* Fragmento del documento *
Desde el momento en que triunfó
el Frente Popular, prácticamente desde todas la prensa de derechas
–mucha de ella controlada por la iglesia o sectores católicos
integristas- se pedía que hubiera un levantamiento militar que acabara,
no solo con el Frente Popular, sino con la propia República. Fueron
numerosos los eclesiásticos y católicos que alentaron y participaron en
el levantamiento militar del 18 de julio. El canónigo Carlos Cardó lo
dejó bien claro: «
La extrema derecha y la plutocracia injertaron en
el árbol del catolicismo sus preocupaciones políticas y sus egoísmos de
clase […] Desde el principio se optó por la insurrección armada sin, no
digo ya agotar, sino ni siquiera intentar los medios pacíficos
prescritos tanto por la moral como las disposiciones positivas de la
autoridad. Mejor dicho se sabotearon estos medios» (citado Raguer, 2010: 52)
«
[…],
sacerdotes, religiosos y hasta algún obispo [Segura, Gomá, Irurita],
desde el principio rechazaron la República, reprobaban los esfuerzos de
los moderados por corregir desde la legalidad el anticlericalismo y
adoptaron lo que en Francia se había llamado la “politique du pire”, o
teoría de la catástrofe: cuanto peor, mejor, porque provocaría la
guerra» (Raguer, 2013:247)
El respaldo de la iglesia a los
sublevados fue inmediato, y no porque los militares la solicitaran, sino
porque graciosamente se la brindaron las jerarquías eclesiásticas. No
sólo se convirtió en su apoyo moral, sino que también colaboró de forma
material con la aportación de dinero y joyas. La iglesia vio la
sublevación como una bendición, de ahí que fuera desde ella de la que
partió el término cruzada para denominarla.
Como coartada para
justificar su implicación con la sublevación la iglesia apeló al
supuesto anticlericalismo de la República. La República no creó el
anticlericalismo, este ya se vio patente en otros momentos de la
historia de España, como en el Bienio revolucionario o en la Semana
Trágica. Como bien señala Jaume Botey: «
La conciencia anticlerical
fue a menudo fatalmente alimentada por la propia jerarquía, por sus
abusos, por sus riquezas, por su sistemática oposición al progreso, por
su vinculación a la dictadura» (Botey: 13)
LA JERARQUÍA ECLESIÁSTICA
Desde
el primer momento la jerarquía eclesiástica se mostró beligerante con
la República. En muchos de sus discursos no solo se lanzaban soflamas
contra la República, incluso se pedía de forma clara que se produjera un
levantamiento militar que acabara con el régimen que democráticamente
había elegido el pueblo español. Los grandes jerarcas no podían
consentir pasar de ser actores principales de la vida pública y política
a ser meros espectadores de una nueva sociedad que les relegaba a un
segundo plano.

* Enunciado *
Según el fragmento sobre la Iglesia y la sublevación militar, ¿por qué fue desde la Iglesia de donde partió el término «cruzada» para denominar la sublevación? Por favor, explícalo en una a tres oraciones. El material no hace falta para resolver esta tarea.

* Sección de datos *
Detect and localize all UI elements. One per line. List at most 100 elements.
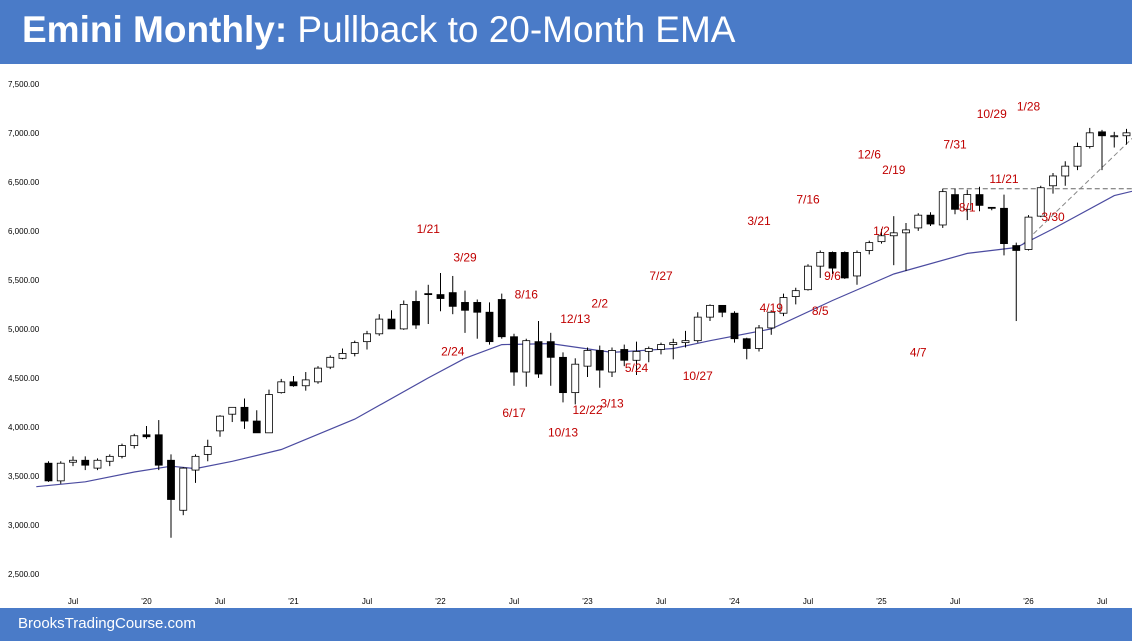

* Solución *
Porque la Iglesia vio la sublevación como una bendición. De ahí que fuera ella la que empezó a llamarla cruzada.